What you have to do >>
Pick out each line containing the string "used" and copy it.
--- start Input material ---
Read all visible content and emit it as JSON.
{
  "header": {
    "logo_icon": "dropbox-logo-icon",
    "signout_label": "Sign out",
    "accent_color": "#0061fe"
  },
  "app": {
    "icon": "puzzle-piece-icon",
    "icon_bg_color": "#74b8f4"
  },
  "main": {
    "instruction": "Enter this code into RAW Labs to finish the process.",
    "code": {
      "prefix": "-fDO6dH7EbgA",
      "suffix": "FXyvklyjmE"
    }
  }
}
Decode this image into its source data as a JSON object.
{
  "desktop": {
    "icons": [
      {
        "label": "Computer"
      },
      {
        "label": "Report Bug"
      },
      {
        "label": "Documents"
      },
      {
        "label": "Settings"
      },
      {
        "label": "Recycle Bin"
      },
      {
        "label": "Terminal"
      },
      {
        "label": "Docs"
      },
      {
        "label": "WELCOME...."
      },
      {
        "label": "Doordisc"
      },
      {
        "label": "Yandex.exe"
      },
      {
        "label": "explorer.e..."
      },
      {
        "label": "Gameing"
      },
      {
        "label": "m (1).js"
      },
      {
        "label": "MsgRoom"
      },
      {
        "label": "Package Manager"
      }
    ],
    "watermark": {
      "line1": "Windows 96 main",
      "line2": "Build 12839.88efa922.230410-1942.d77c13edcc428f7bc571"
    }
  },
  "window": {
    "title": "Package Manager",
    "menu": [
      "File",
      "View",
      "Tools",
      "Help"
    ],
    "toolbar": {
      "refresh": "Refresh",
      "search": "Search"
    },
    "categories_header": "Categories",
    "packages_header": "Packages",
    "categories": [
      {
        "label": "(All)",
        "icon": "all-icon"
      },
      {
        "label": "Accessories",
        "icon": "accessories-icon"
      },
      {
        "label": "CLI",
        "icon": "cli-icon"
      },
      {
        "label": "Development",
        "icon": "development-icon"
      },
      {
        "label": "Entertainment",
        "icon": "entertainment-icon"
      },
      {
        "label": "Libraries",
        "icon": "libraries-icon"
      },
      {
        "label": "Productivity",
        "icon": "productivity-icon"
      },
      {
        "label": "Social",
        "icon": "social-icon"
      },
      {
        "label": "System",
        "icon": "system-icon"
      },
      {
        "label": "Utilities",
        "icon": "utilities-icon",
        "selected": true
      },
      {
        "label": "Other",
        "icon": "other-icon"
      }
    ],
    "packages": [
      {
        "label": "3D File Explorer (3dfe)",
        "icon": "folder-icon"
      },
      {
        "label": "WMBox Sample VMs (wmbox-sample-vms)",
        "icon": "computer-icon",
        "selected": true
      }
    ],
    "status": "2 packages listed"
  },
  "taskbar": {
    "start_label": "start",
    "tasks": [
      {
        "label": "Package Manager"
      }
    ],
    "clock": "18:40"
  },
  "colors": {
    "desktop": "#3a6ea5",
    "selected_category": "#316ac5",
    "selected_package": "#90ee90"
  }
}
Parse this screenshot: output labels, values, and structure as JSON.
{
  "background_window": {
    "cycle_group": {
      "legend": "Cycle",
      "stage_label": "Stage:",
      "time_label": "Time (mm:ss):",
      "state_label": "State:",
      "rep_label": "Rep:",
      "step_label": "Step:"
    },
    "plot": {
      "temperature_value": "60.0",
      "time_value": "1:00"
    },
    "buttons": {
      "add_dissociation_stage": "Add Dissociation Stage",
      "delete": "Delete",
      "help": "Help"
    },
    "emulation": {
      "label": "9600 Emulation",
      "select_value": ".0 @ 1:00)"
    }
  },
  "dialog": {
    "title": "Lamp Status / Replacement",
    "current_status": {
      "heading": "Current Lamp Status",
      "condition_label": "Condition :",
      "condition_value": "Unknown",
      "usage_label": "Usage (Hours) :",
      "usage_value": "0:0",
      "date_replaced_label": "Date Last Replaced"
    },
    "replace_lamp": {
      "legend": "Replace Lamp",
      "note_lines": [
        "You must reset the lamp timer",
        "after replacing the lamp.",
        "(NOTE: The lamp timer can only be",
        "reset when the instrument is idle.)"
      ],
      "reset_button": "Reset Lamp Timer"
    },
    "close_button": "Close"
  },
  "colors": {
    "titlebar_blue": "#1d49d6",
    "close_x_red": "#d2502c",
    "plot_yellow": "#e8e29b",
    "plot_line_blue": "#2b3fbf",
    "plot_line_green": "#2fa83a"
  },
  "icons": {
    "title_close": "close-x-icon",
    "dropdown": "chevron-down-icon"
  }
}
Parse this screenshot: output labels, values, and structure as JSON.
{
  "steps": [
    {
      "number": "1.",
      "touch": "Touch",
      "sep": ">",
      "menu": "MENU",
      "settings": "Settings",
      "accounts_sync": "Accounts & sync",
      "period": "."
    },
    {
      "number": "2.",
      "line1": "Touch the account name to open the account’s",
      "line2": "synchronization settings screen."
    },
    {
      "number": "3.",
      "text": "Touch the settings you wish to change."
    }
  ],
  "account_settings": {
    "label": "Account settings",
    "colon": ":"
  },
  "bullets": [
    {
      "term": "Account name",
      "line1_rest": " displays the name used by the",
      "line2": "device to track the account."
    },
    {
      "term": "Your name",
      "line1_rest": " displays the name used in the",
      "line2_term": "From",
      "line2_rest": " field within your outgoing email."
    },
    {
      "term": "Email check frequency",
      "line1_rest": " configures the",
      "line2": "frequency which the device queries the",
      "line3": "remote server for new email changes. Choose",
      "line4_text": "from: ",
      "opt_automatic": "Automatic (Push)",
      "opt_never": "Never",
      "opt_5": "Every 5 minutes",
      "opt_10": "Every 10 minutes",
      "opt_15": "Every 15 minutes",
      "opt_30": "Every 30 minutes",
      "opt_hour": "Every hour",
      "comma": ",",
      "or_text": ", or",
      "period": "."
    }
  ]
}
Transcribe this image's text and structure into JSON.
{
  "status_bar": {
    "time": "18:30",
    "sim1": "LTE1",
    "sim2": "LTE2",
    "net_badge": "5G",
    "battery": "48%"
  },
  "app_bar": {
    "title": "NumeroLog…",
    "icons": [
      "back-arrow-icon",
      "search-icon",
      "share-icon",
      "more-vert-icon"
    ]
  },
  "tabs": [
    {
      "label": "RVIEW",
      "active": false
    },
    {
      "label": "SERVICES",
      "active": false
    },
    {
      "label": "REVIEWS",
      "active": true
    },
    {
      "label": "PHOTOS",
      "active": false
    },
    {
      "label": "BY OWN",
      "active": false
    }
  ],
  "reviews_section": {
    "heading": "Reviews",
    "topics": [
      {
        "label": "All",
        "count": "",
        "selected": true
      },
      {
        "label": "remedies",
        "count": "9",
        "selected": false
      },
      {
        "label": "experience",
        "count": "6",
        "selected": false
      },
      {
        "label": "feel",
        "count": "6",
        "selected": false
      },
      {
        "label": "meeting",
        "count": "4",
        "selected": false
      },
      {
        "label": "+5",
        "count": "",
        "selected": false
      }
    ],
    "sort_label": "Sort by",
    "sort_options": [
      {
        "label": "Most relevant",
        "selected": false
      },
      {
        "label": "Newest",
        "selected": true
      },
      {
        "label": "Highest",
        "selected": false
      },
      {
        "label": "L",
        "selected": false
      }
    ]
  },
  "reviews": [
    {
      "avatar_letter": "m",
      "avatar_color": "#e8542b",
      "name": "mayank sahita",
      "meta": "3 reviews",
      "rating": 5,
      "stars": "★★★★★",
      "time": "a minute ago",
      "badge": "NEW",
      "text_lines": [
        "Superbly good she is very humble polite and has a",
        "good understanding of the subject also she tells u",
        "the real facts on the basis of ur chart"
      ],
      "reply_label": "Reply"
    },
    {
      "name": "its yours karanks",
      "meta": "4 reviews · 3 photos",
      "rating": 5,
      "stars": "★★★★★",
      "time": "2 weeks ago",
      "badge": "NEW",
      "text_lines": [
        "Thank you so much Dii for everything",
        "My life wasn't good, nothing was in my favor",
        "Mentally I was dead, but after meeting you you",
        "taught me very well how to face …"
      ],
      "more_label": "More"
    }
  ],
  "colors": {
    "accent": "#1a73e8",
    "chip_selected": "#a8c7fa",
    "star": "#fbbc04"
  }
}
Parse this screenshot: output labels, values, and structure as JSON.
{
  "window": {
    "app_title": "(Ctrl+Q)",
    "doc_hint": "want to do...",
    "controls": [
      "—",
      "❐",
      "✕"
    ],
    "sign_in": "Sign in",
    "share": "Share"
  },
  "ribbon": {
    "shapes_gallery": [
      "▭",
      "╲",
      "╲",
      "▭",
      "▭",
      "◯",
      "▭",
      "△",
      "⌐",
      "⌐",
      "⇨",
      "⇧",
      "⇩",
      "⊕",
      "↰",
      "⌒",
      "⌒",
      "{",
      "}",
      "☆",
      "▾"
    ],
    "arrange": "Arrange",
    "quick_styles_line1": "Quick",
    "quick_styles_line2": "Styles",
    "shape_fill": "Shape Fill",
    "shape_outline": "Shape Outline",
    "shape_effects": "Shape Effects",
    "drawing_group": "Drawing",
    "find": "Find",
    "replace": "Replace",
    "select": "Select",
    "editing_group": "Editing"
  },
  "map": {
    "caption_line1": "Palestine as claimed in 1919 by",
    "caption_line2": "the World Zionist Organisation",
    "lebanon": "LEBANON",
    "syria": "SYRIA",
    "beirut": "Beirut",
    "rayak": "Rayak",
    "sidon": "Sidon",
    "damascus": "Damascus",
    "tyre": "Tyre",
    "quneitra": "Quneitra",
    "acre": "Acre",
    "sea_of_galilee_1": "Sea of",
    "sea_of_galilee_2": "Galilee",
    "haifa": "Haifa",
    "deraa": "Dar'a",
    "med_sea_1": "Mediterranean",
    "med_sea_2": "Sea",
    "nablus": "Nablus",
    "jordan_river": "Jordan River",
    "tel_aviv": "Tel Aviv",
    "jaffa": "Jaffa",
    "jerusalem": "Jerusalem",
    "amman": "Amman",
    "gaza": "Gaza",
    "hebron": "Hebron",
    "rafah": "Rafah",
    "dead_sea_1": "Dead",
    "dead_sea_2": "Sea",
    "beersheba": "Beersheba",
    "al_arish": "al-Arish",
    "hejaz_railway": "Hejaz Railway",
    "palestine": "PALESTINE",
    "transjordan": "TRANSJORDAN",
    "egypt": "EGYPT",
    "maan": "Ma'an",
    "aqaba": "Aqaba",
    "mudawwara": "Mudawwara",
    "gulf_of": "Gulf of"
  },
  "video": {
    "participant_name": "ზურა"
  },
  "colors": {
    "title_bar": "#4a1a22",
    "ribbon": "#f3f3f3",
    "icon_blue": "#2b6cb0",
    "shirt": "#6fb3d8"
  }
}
--- end Input material ---
Exercise response >>
      "line1_rest": " displays the name used by the",
      "line1_rest": " displays the name used in the",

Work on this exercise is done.